═══ Raw records

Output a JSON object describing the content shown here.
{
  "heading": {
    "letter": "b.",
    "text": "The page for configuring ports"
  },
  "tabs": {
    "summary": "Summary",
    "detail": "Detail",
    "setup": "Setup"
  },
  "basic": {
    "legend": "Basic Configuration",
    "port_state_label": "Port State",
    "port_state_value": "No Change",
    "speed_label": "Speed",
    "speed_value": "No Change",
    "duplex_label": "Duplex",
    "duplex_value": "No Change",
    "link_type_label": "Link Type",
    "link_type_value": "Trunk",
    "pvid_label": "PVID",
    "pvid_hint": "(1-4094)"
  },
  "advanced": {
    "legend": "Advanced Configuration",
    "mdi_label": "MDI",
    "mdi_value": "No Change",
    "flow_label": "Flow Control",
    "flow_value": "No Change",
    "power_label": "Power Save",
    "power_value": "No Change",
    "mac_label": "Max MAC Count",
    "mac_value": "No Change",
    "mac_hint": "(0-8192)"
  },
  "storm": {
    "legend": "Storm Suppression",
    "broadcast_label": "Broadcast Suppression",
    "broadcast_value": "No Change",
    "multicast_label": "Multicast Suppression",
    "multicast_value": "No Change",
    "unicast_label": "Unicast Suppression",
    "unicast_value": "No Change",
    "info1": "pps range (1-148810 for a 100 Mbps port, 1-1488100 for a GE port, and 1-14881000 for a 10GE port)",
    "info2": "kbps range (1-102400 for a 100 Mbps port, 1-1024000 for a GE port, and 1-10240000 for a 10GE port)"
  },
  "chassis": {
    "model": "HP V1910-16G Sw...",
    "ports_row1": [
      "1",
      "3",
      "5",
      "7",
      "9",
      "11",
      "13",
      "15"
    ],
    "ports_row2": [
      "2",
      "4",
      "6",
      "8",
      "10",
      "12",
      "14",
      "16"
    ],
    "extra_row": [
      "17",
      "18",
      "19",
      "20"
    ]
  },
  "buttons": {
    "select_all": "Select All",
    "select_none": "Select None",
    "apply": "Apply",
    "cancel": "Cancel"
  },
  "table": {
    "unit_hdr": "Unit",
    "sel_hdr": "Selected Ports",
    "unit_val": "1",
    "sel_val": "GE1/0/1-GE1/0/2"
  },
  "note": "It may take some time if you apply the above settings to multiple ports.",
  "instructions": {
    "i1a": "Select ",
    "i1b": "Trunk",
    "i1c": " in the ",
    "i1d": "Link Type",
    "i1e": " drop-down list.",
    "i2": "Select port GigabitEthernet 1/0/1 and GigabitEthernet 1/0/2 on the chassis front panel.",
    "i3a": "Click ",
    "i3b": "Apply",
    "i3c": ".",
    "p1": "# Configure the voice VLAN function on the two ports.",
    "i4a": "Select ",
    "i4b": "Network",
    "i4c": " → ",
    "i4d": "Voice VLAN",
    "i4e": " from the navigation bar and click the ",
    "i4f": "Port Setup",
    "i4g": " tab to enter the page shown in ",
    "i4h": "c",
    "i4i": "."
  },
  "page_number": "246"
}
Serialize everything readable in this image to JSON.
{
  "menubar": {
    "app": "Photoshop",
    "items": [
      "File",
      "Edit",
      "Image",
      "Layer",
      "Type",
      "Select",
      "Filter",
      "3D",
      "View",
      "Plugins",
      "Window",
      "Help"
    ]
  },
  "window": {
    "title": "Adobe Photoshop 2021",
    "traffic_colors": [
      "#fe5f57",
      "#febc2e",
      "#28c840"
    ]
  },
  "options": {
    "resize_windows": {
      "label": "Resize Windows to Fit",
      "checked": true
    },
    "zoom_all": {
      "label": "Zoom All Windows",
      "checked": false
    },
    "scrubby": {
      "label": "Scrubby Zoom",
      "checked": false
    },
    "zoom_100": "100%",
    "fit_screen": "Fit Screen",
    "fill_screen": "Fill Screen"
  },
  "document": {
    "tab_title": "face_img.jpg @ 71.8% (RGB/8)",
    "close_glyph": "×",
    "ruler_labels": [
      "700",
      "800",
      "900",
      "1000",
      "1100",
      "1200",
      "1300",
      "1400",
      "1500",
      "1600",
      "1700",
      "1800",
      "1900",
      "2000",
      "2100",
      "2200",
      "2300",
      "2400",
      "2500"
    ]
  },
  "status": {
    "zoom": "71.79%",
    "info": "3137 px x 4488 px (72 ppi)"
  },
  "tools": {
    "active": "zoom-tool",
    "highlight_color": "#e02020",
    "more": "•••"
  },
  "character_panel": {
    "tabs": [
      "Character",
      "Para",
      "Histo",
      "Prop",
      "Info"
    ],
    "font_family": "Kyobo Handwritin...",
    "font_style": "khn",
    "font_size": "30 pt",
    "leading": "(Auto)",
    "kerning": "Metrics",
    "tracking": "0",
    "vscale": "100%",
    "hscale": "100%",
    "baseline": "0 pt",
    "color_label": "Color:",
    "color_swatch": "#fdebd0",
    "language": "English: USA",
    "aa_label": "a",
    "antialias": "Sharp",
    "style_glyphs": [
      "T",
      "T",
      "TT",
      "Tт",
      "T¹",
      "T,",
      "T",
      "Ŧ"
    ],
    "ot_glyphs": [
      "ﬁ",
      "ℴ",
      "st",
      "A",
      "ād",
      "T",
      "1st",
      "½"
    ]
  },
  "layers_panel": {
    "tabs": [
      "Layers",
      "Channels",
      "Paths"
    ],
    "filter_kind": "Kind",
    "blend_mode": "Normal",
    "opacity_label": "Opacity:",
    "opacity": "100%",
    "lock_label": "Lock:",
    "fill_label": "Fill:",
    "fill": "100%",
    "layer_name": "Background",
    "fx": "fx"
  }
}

══════

Look for the word "Change" and return every line where it occurs.

    "port_state_value": "No Change",
    "speed_value": "No Change",
    "duplex_value": "No Change",
    "mdi_value": "No Change",
    "flow_value": "No Change",
    "power_value": "No Change",
    "mac_value": "No Change",
    "broadcast_value": "No Change",
    "multicast_value": "No Change",
    "unicast_value": "No Change",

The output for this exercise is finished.